- [Exercise task]:
Only a number is wanted here: the number of lines of the data that include "齐政修教".

- [Collected data entries]:

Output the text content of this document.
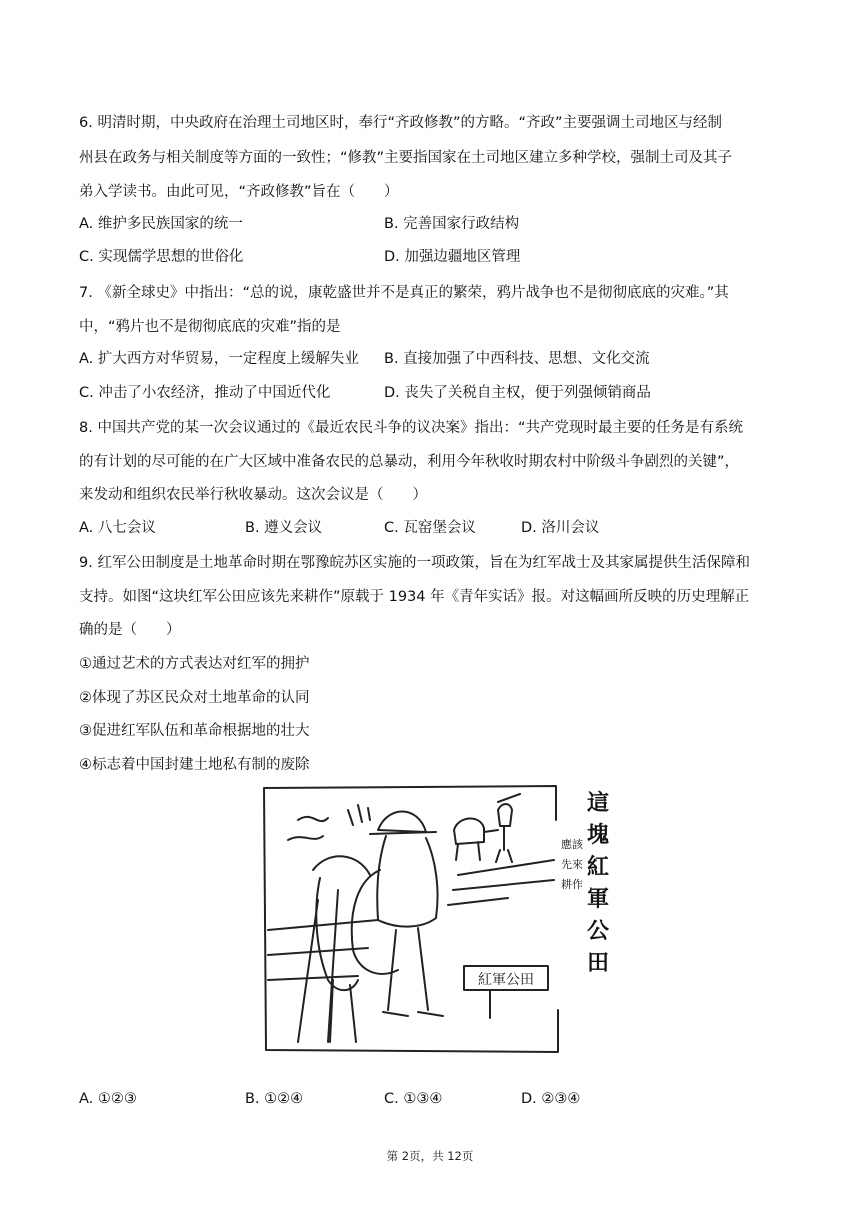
6. 明清时期，中央政府在治理土司地区时，奉行“齐政修教”的方略。“齐政”主要强调土司地区与经制
州县在政务与相关制度等方面的一致性；“修教”主要指国家在土司地区建立多种学校，强制土司及其子
弟入学读书。由此可见，“齐政修教”旨在（　　）
A. 维护多民族国家的统一	B. 完善国家行政结构
C. 实现儒学思想的世俗化	D. 加强边疆地区管理
7. 《新全球史》中指出：“总的说，康乾盛世并不是真正的繁荣，鸦片战争也不是彻彻底底的灾难。”其
中，“鸦片也不是彻彻底底的灾难”指的是
A. 扩大西方对华贸易，一定程度上缓解失业 B. 直接加强了中西科技、思想、文化交流
C. 冲击了小农经济，推动了中国近代化	D. 丧失了关税自主权，便于列强倾销商品
8. 中国共产党的某一次会议通过的《最近农民斗争的议决案》指出：“共产党现时最主要的任务是有系统
的有计划的尽可能的在广大区域中准备农民的总暴动，利用今年秋收时期农村中阶级斗争剧烈的关键”，
来发动和组织农民举行秋收暴动。这次会议是（　　）
A. 八七会议	B. 遵义会议	C. 瓦窑堡会议	D. 洛川会议
9. 红军公田制度是土地革命时期在鄂豫皖苏区实施的一项政策，旨在为红军战士及其家属提供生活保障和
支持。如图“这块红军公田应该先来耕作”原载于 1934 年《青年实话》报。对这幅画所反映的历史理解正
确的是（　　）
①通过艺术的方式表达对红军的拥护
②体现了苏区民众对土地革命的认同
③促进红军队伍和革命根据地的壮大
④标志着中国封建土地私有制的废除
紅軍公田
這
塊
紅
軍
公
田
應該
先來
耕作
A. ①②③	B. ①②④	C. ①③④	D. ②③④
第 2页，共 12页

- [Expected answer]:
2